:: EXTRAIT CHOISI ::
════
Normalement le chef de gouvernement d’un pays engagé dans une guerre est populaire. Ou alors il ne tarde guère à le devenir, si d’aventure il ne l’est pas au départ, d’autant plus sûrement du reste que l’enjeu du conflit est vital et que contre toute attente ce dernier tend à se prolonger. Lorsqu’il y a péril en la demeure, en effet, les querelles politiques ordinaires s’estompent pour céder la place à l’union sacrée, qui elle profite au gouvernement en place, transformé par la force des choses en cabinet de guerre. Ce n’est pas du tout le cas du Premier ministre israélien, Benyamin Netanyahou, dont au contraire l’impopularité s’est accrue pendant ces 9 mois pleins de guerre contre la bande de Ghaza, moins parce qu’elle n’est toujours pas gagnée que parce qu’elle se prolonge, alors qu’une moitié des Israéliens ne demande qu’à la voir se terminer. Quand tout ou partie d’une opinion réclame par des manifestations quotidiennes l’arrêt immédiat des hostilités, à défaut d’une paix durable garantie par la communauté internationale, et que le gouvernement en place loin de travailler en ce sens s’applique au contraire à faire échouer les uns après les autres les rounds de négociation, il ne faut pas s’étonner que le chef de ce gouvernement en vient bientôt à être perçu comme le principal obstacle au rétablissement de la paix.
════
:: DONNÉES FOURNIES ::
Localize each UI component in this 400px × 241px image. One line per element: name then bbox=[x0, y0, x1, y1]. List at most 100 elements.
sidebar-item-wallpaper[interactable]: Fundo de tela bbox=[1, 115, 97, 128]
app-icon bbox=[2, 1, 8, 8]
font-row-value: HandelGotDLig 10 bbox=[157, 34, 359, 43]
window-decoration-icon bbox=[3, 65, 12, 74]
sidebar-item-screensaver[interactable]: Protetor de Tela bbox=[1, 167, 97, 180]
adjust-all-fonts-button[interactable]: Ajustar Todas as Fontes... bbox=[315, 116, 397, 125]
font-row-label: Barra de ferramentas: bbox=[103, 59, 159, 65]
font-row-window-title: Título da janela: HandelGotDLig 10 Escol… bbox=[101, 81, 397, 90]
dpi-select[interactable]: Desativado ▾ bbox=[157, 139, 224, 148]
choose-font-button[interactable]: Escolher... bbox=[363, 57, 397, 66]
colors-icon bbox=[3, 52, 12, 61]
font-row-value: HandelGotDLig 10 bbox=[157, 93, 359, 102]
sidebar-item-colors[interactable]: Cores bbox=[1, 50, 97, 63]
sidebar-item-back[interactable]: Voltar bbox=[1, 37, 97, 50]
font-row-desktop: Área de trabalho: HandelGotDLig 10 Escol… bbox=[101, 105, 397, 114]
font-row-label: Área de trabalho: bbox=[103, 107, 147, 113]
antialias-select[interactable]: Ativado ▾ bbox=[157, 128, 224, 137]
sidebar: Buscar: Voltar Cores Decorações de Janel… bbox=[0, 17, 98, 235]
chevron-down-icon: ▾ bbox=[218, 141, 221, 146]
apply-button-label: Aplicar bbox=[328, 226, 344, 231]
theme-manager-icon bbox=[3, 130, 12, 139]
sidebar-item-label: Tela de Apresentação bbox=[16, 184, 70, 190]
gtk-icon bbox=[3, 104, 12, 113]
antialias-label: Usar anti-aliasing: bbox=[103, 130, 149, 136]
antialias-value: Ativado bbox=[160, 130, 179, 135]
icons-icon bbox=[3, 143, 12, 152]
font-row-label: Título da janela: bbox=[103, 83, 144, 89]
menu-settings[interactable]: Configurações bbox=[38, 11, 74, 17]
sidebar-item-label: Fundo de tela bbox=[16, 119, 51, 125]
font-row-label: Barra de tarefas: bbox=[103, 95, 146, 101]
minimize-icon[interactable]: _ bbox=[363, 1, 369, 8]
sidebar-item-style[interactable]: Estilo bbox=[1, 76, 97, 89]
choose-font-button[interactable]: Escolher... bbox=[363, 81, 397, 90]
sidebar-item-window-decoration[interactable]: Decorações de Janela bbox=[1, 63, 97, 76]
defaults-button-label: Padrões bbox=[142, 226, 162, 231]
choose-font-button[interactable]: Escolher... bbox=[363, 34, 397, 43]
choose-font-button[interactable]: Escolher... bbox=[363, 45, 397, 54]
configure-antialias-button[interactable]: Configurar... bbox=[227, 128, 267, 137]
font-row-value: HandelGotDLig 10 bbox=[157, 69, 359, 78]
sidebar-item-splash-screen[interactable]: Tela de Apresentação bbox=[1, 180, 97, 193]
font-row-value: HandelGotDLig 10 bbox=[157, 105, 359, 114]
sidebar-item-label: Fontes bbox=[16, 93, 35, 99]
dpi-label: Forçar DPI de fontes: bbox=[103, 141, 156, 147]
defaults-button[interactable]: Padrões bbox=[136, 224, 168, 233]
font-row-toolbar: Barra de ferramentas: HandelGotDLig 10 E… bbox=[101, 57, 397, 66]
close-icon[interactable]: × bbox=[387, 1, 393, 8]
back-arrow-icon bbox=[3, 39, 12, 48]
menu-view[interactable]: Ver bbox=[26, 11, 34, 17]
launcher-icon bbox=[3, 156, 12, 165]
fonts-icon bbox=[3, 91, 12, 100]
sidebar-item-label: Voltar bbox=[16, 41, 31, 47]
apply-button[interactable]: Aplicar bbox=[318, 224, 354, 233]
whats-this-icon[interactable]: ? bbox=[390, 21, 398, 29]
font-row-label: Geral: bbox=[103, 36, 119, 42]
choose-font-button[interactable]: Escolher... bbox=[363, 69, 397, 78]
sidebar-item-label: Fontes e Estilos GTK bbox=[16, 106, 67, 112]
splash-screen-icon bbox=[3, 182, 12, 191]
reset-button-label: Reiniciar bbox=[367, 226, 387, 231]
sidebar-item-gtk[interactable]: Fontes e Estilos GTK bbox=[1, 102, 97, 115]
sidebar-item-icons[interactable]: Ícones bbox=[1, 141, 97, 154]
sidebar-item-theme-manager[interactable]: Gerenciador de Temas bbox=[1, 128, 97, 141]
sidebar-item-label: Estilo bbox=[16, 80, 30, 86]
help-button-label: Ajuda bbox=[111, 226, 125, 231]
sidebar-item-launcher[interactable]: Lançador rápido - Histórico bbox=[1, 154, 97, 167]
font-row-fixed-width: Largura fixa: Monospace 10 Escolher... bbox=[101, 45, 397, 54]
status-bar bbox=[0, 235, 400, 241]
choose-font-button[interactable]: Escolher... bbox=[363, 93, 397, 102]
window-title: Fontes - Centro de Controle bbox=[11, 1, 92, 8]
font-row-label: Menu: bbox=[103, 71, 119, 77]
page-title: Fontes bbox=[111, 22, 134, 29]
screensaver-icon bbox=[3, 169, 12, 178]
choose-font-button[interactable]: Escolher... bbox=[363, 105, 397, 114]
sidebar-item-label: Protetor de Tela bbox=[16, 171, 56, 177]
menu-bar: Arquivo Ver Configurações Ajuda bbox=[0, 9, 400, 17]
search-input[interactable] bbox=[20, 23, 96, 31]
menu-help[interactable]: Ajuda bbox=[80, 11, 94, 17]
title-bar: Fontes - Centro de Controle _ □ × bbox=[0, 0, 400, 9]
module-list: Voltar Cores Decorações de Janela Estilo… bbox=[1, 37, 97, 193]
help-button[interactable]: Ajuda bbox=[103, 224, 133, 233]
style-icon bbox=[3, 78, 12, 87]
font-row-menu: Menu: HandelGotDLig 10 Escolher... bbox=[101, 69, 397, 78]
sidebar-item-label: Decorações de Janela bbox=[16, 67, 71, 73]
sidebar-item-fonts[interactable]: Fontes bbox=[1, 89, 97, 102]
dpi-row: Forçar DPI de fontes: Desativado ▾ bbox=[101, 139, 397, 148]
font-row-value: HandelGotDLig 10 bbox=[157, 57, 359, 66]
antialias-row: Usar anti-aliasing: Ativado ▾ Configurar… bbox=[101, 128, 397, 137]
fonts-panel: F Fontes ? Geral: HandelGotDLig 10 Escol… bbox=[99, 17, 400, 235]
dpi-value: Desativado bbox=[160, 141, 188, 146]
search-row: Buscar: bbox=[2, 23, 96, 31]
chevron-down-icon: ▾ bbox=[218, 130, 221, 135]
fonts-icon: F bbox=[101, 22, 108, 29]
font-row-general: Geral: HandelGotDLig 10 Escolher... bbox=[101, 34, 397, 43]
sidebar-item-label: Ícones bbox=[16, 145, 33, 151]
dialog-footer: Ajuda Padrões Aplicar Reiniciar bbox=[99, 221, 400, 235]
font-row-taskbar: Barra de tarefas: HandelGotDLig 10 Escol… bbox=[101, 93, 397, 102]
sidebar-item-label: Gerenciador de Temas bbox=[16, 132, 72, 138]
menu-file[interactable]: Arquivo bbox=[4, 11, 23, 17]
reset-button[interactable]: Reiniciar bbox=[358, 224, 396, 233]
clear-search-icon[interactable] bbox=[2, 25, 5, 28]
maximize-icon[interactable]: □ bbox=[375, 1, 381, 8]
════
:: BUT DE LA TÂCHE ::
D'après l'extrait sur Benyamin Netanyahou, quelle part des Israéliens ne demande qu'à voir la guerre se terminer ? Vous n'avez pas besoin des enregistrements.

:: RÉPONSE À LA TÂCHE ::
Une moitié des Israéliens.